The exercise ▸ Will you output all of the data below exactly, omitting the images?

Input material ▸
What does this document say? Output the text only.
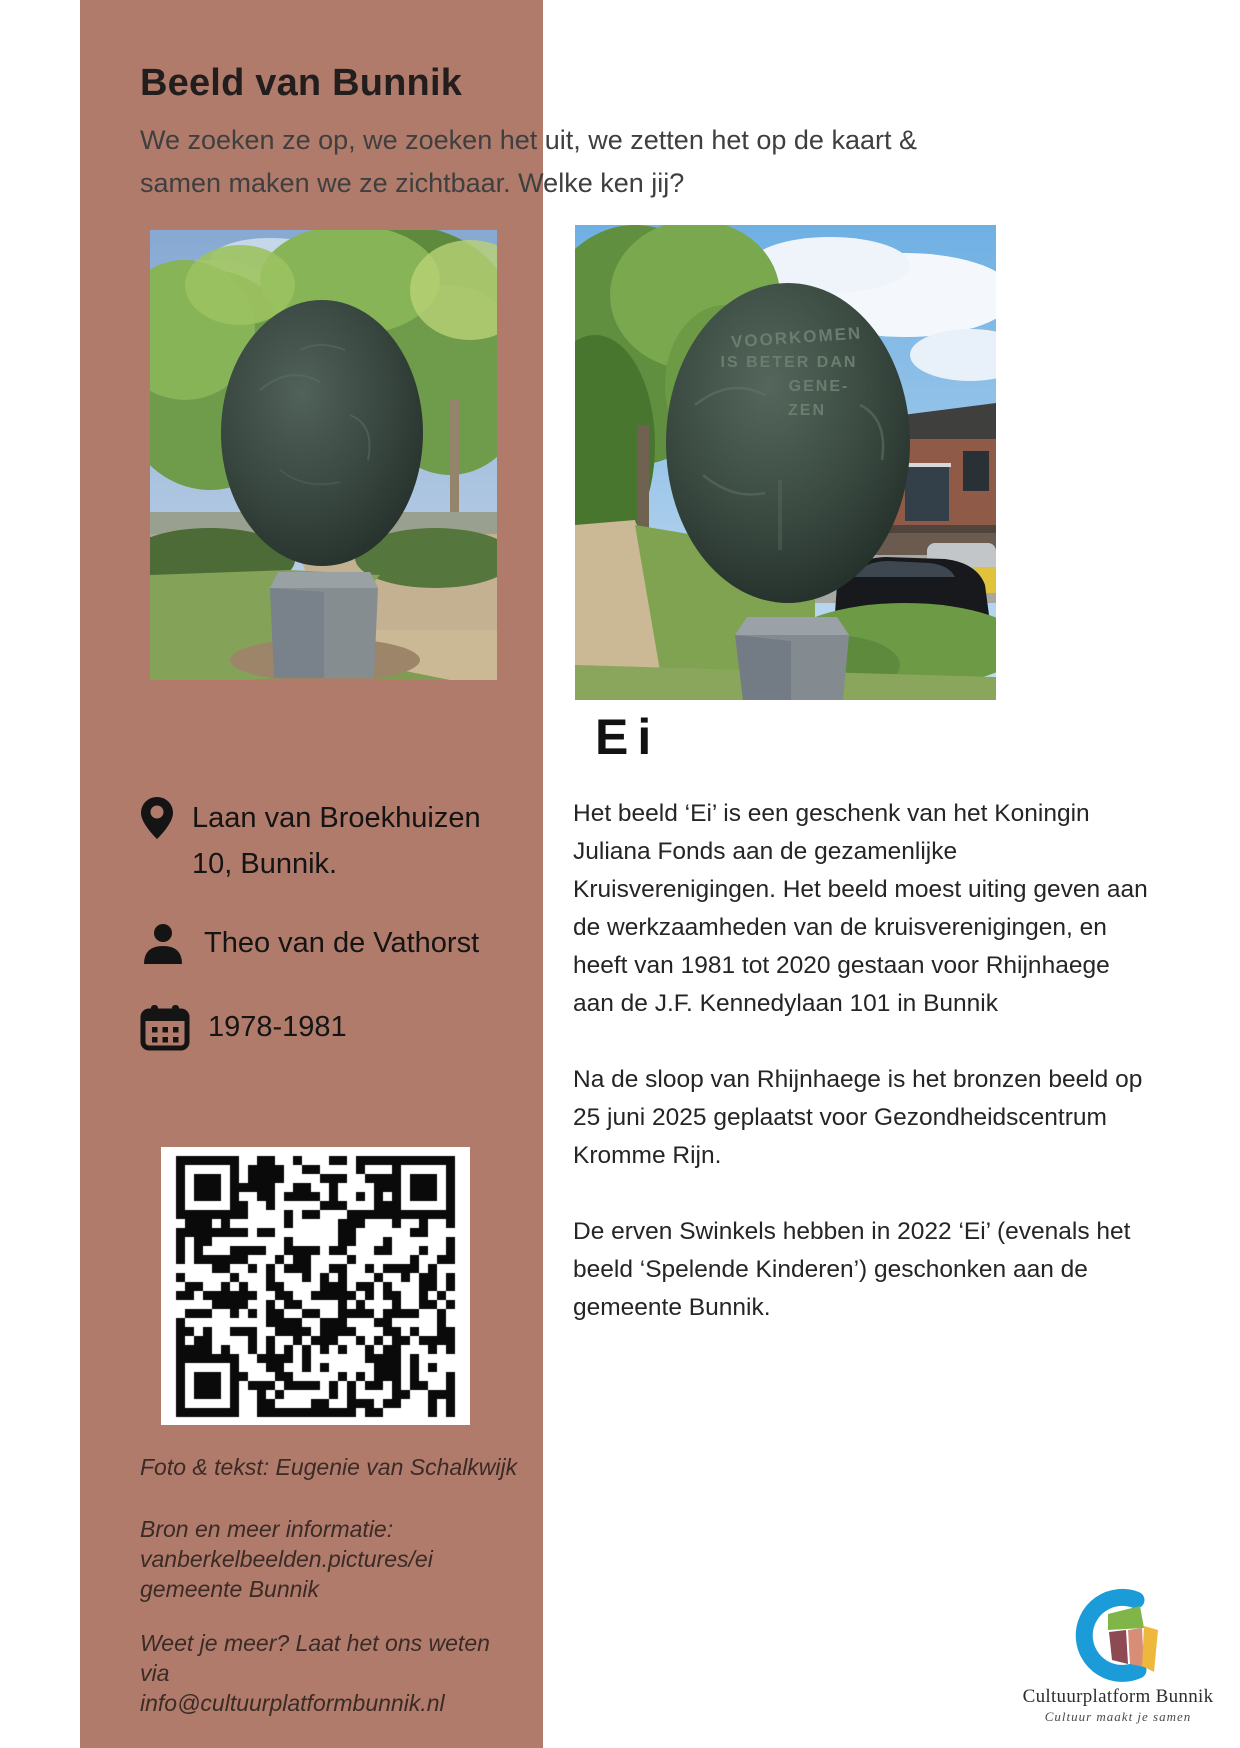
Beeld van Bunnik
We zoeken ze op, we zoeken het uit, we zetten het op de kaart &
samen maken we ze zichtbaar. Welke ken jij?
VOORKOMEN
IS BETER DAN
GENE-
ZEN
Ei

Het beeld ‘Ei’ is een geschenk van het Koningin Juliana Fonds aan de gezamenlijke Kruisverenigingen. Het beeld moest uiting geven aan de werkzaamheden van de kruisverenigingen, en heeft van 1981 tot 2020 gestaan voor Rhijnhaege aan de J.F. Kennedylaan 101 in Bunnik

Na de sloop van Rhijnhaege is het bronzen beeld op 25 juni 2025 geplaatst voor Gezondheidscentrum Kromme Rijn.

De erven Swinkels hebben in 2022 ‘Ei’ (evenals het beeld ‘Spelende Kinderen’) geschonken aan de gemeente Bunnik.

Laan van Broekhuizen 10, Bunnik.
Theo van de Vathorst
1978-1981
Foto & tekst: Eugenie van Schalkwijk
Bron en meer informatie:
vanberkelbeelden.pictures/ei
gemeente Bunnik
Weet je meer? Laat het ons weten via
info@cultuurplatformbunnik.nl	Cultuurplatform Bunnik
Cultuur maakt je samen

Result ▸
What does this document say? Output the text only.
Beeld van Bunnik
We zoeken ze op, we zoeken het uit, we zetten het op de kaart &
samen maken we ze zichtbaar. Welke ken jij?
VOORKOMEN
IS BETER DAN
GENE-
ZEN
Ei

Het beeld ‘Ei’ is een geschenk van het Koningin Juliana Fonds aan de gezamenlijke Kruisverenigingen. Het beeld moest uiting geven aan de werkzaamheden van de kruisverenigingen, en heeft van 1981 tot 2020 gestaan voor Rhijnhaege aan de J.F. Kennedylaan 101 in Bunnik

Na de sloop van Rhijnhaege is het bronzen beeld op 25 juni 2025 geplaatst voor Gezondheidscentrum Kromme Rijn.

De erven Swinkels hebben in 2022 ‘Ei’ (evenals het beeld ‘Spelende Kinderen’) geschonken aan de gemeente Bunnik.

Laan van Broekhuizen 10, Bunnik.
Theo van de Vathorst
1978-1981
Foto & tekst: Eugenie van Schalkwijk
Bron en meer informatie:
vanberkelbeelden.pictures/ei
gemeente Bunnik
Weet je meer? Laat het ons weten via
info@cultuurplatformbunnik.nl	Cultuurplatform Bunnik
Cultuur maakt je samen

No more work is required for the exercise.